┏━━

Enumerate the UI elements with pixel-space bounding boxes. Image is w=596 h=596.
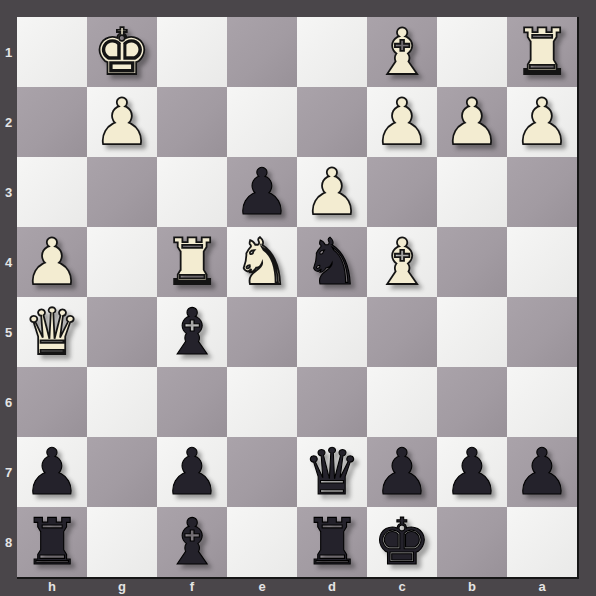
square-f3[interactable] (157, 157, 227, 227)
square-f6[interactable] (157, 367, 227, 437)
square-e1[interactable] (227, 17, 297, 87)
white-queen[interactable]: ♛ (23, 297, 80, 367)
square-b4[interactable] (437, 227, 507, 297)
white-rook[interactable]: ♜ (163, 227, 220, 297)
white-pawn[interactable]: ♟ (513, 87, 570, 157)
square-e4[interactable]: ♞ (227, 227, 297, 297)
square-c8[interactable]: ♚ (367, 507, 437, 577)
square-a1[interactable]: ♜ (507, 17, 577, 87)
rank-label-3: 3 (0, 157, 17, 227)
square-g1[interactable]: ♚ (87, 17, 157, 87)
white-rook[interactable]: ♜ (513, 17, 570, 87)
square-d3[interactable]: ♟ (297, 157, 367, 227)
square-b3[interactable] (437, 157, 507, 227)
square-g4[interactable] (87, 227, 157, 297)
square-h2[interactable] (17, 87, 87, 157)
black-bishop[interactable]: ♝ (163, 507, 220, 577)
square-f2[interactable] (157, 87, 227, 157)
rank-label-1: 1 (0, 17, 17, 87)
black-rook[interactable]: ♜ (23, 507, 80, 577)
white-bishop[interactable]: ♝ (373, 227, 430, 297)
square-b8[interactable] (437, 507, 507, 577)
square-g5[interactable] (87, 297, 157, 367)
square-b1[interactable] (437, 17, 507, 87)
square-h4[interactable]: ♟ (17, 227, 87, 297)
black-rook[interactable]: ♜ (303, 507, 360, 577)
rank-label-5: 5 (0, 297, 17, 367)
square-c7[interactable]: ♟ (367, 437, 437, 507)
file-label-c: c (367, 577, 437, 596)
black-pawn[interactable]: ♟ (513, 437, 570, 507)
square-e7[interactable] (227, 437, 297, 507)
file-label-f: f (157, 577, 227, 596)
square-e3[interactable]: ♟ (227, 157, 297, 227)
file-label-b: b (437, 577, 507, 596)
square-e6[interactable] (227, 367, 297, 437)
square-h7[interactable]: ♟ (17, 437, 87, 507)
square-d7[interactable]: ♛ (297, 437, 367, 507)
square-a4[interactable] (507, 227, 577, 297)
square-g2[interactable]: ♟ (87, 87, 157, 157)
square-h8[interactable]: ♜ (17, 507, 87, 577)
square-a8[interactable] (507, 507, 577, 577)
square-g8[interactable] (87, 507, 157, 577)
square-f7[interactable]: ♟ (157, 437, 227, 507)
square-d6[interactable] (297, 367, 367, 437)
square-c5[interactable] (367, 297, 437, 367)
square-g6[interactable] (87, 367, 157, 437)
rank-labels: 12345678 (0, 17, 17, 577)
square-h5[interactable]: ♛ (17, 297, 87, 367)
square-g7[interactable] (87, 437, 157, 507)
rank-label-7: 7 (0, 437, 17, 507)
square-c1[interactable]: ♝ (367, 17, 437, 87)
white-pawn[interactable]: ♟ (303, 157, 360, 227)
file-label-h: h (17, 577, 87, 596)
black-pawn[interactable]: ♟ (23, 437, 80, 507)
white-pawn[interactable]: ♟ (93, 87, 150, 157)
black-bishop[interactable]: ♝ (163, 297, 220, 367)
white-pawn[interactable]: ♟ (443, 87, 500, 157)
square-c2[interactable]: ♟ (367, 87, 437, 157)
black-pawn[interactable]: ♟ (163, 437, 220, 507)
white-bishop[interactable]: ♝ (373, 17, 430, 87)
square-c6[interactable] (367, 367, 437, 437)
chess-board[interactable]: ♚♝♜♟♟♟♟♟♟♟♜♞♞♝♛♝♟♟♛♟♟♟♜♝♜♚ (17, 17, 579, 579)
square-h6[interactable] (17, 367, 87, 437)
square-d5[interactable] (297, 297, 367, 367)
square-e5[interactable] (227, 297, 297, 367)
file-label-e: e (227, 577, 297, 596)
black-queen[interactable]: ♛ (303, 437, 360, 507)
square-c3[interactable] (367, 157, 437, 227)
square-e8[interactable] (227, 507, 297, 577)
square-a6[interactable] (507, 367, 577, 437)
square-b2[interactable]: ♟ (437, 87, 507, 157)
square-f1[interactable] (157, 17, 227, 87)
square-e2[interactable] (227, 87, 297, 157)
square-b5[interactable] (437, 297, 507, 367)
square-c4[interactable]: ♝ (367, 227, 437, 297)
black-pawn[interactable]: ♟ (443, 437, 500, 507)
square-f5[interactable]: ♝ (157, 297, 227, 367)
square-d4[interactable]: ♞ (297, 227, 367, 297)
square-h3[interactable] (17, 157, 87, 227)
square-f8[interactable]: ♝ (157, 507, 227, 577)
square-d8[interactable]: ♜ (297, 507, 367, 577)
file-labels: hgfedcba (17, 577, 577, 596)
rank-label-8: 8 (0, 507, 17, 577)
rank-label-4: 4 (0, 227, 17, 297)
square-b7[interactable]: ♟ (437, 437, 507, 507)
black-king[interactable]: ♚ (373, 507, 430, 577)
square-g3[interactable] (87, 157, 157, 227)
rank-label-2: 2 (0, 87, 17, 157)
file-label-g: g (87, 577, 157, 596)
square-d2[interactable] (297, 87, 367, 157)
square-f4[interactable]: ♜ (157, 227, 227, 297)
white-pawn[interactable]: ♟ (373, 87, 430, 157)
rank-label-6: 6 (0, 367, 17, 437)
black-pawn[interactable]: ♟ (233, 157, 290, 227)
square-d1[interactable] (297, 17, 367, 87)
square-a3[interactable] (507, 157, 577, 227)
square-b6[interactable] (437, 367, 507, 437)
black-knight[interactable]: ♞ (303, 227, 360, 297)
white-knight[interactable]: ♞ (233, 227, 290, 297)
white-king[interactable]: ♚ (93, 17, 150, 87)
square-h1[interactable] (17, 17, 87, 87)
white-pawn[interactable]: ♟ (23, 227, 80, 297)
black-pawn[interactable]: ♟ (373, 437, 430, 507)
file-label-d: d (297, 577, 367, 596)
board-frame: 12345678 ♚♝♜♟♟♟♟♟♟♟♜♞♞♝♛♝♟♟♛♟♟♟♜♝♜♚ hgfe… (0, 0, 596, 596)
square-a2[interactable]: ♟ (507, 87, 577, 157)
square-a5[interactable] (507, 297, 577, 367)
square-a7[interactable]: ♟ (507, 437, 577, 507)
file-label-a: a (507, 577, 577, 596)
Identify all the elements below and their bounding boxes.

┗━━

TASK GOAL:
Copy all the entries above line for line, omitting the pictures.

COMPLETE ANSWER:
Enumerate the UI elements with pixel-space bounding boxes. Image is w=596 h=596.
square-f3[interactable] (157, 157, 227, 227)
square-f6[interactable] (157, 367, 227, 437)
square-e1[interactable] (227, 17, 297, 87)
white-queen[interactable]: ♛ (23, 297, 80, 367)
square-b4[interactable] (437, 227, 507, 297)
white-rook[interactable]: ♜ (163, 227, 220, 297)
white-pawn[interactable]: ♟ (513, 87, 570, 157)
square-e4[interactable]: ♞ (227, 227, 297, 297)
square-c8[interactable]: ♚ (367, 507, 437, 577)
square-a1[interactable]: ♜ (507, 17, 577, 87)
rank-label-3: 3 (0, 157, 17, 227)
square-g1[interactable]: ♚ (87, 17, 157, 87)
white-rook[interactable]: ♜ (513, 17, 570, 87)
square-d3[interactable]: ♟ (297, 157, 367, 227)
square-b3[interactable] (437, 157, 507, 227)
square-g4[interactable] (87, 227, 157, 297)
square-h2[interactable] (17, 87, 87, 157)
black-bishop[interactable]: ♝ (163, 507, 220, 577)
square-f2[interactable] (157, 87, 227, 157)
rank-label-1: 1 (0, 17, 17, 87)
black-rook[interactable]: ♜ (23, 507, 80, 577)
white-bishop[interactable]: ♝ (373, 227, 430, 297)
square-b8[interactable] (437, 507, 507, 577)
square-g5[interactable] (87, 297, 157, 367)
square-b1[interactable] (437, 17, 507, 87)
square-h4[interactable]: ♟ (17, 227, 87, 297)
black-rook[interactable]: ♜ (303, 507, 360, 577)
rank-label-5: 5 (0, 297, 17, 367)
square-c7[interactable]: ♟ (367, 437, 437, 507)
file-label-c: c (367, 577, 437, 596)
black-pawn[interactable]: ♟ (513, 437, 570, 507)
square-e7[interactable] (227, 437, 297, 507)
file-label-f: f (157, 577, 227, 596)
square-e3[interactable]: ♟ (227, 157, 297, 227)
file-label-b: b (437, 577, 507, 596)
square-e6[interactable] (227, 367, 297, 437)
square-h7[interactable]: ♟ (17, 437, 87, 507)
square-d7[interactable]: ♛ (297, 437, 367, 507)
square-a4[interactable] (507, 227, 577, 297)
square-g2[interactable]: ♟ (87, 87, 157, 157)
square-h8[interactable]: ♜ (17, 507, 87, 577)
square-a8[interactable] (507, 507, 577, 577)
square-g8[interactable] (87, 507, 157, 577)
square-f7[interactable]: ♟ (157, 437, 227, 507)
square-d6[interactable] (297, 367, 367, 437)
square-c5[interactable] (367, 297, 437, 367)
square-g6[interactable] (87, 367, 157, 437)
rank-labels: 12345678 (0, 17, 17, 577)
square-h5[interactable]: ♛ (17, 297, 87, 367)
square-g7[interactable] (87, 437, 157, 507)
rank-label-7: 7 (0, 437, 17, 507)
square-c1[interactable]: ♝ (367, 17, 437, 87)
white-pawn[interactable]: ♟ (303, 157, 360, 227)
file-label-h: h (17, 577, 87, 596)
black-pawn[interactable]: ♟ (23, 437, 80, 507)
white-pawn[interactable]: ♟ (93, 87, 150, 157)
black-bishop[interactable]: ♝ (163, 297, 220, 367)
white-pawn[interactable]: ♟ (443, 87, 500, 157)
square-c2[interactable]: ♟ (367, 87, 437, 157)
black-pawn[interactable]: ♟ (163, 437, 220, 507)
white-bishop[interactable]: ♝ (373, 17, 430, 87)
square-c6[interactable] (367, 367, 437, 437)
chess-board[interactable]: ♚♝♜♟♟♟♟♟♟♟♜♞♞♝♛♝♟♟♛♟♟♟♜♝♜♚ (17, 17, 579, 579)
square-h6[interactable] (17, 367, 87, 437)
square-d5[interactable] (297, 297, 367, 367)
square-e5[interactable] (227, 297, 297, 367)
file-label-e: e (227, 577, 297, 596)
black-queen[interactable]: ♛ (303, 437, 360, 507)
square-c3[interactable] (367, 157, 437, 227)
square-e8[interactable] (227, 507, 297, 577)
square-a6[interactable] (507, 367, 577, 437)
square-b2[interactable]: ♟ (437, 87, 507, 157)
square-f1[interactable] (157, 17, 227, 87)
square-e2[interactable] (227, 87, 297, 157)
square-b5[interactable] (437, 297, 507, 367)
square-c4[interactable]: ♝ (367, 227, 437, 297)
black-pawn[interactable]: ♟ (443, 437, 500, 507)
square-f5[interactable]: ♝ (157, 297, 227, 367)
square-d4[interactable]: ♞ (297, 227, 367, 297)
square-h3[interactable] (17, 157, 87, 227)
square-f8[interactable]: ♝ (157, 507, 227, 577)
square-d8[interactable]: ♜ (297, 507, 367, 577)
file-labels: hgfedcba (17, 577, 577, 596)
rank-label-8: 8 (0, 507, 17, 577)
rank-label-4: 4 (0, 227, 17, 297)
square-b7[interactable]: ♟ (437, 437, 507, 507)
black-king[interactable]: ♚ (373, 507, 430, 577)
square-g3[interactable] (87, 157, 157, 227)
rank-label-2: 2 (0, 87, 17, 157)
file-label-g: g (87, 577, 157, 596)
square-d2[interactable] (297, 87, 367, 157)
square-f4[interactable]: ♜ (157, 227, 227, 297)
white-pawn[interactable]: ♟ (373, 87, 430, 157)
rank-label-6: 6 (0, 367, 17, 437)
black-pawn[interactable]: ♟ (233, 157, 290, 227)
square-d1[interactable] (297, 17, 367, 87)
square-a3[interactable] (507, 157, 577, 227)
square-b6[interactable] (437, 367, 507, 437)
black-knight[interactable]: ♞ (303, 227, 360, 297)
white-knight[interactable]: ♞ (233, 227, 290, 297)
white-king[interactable]: ♚ (93, 17, 150, 87)
square-h1[interactable] (17, 17, 87, 87)
white-pawn[interactable]: ♟ (23, 227, 80, 297)
black-pawn[interactable]: ♟ (373, 437, 430, 507)
file-label-d: d (297, 577, 367, 596)
board-frame: 12345678 ♚♝♜♟♟♟♟♟♟♟♜♞♞♝♛♝♟♟♛♟♟♟♜♝♜♚ hgfe… (0, 0, 596, 596)
square-a2[interactable]: ♟ (507, 87, 577, 157)
square-a5[interactable] (507, 297, 577, 367)
square-a7[interactable]: ♟ (507, 437, 577, 507)
file-label-a: a (507, 577, 577, 596)
Identify all the elements below and their bounding boxes.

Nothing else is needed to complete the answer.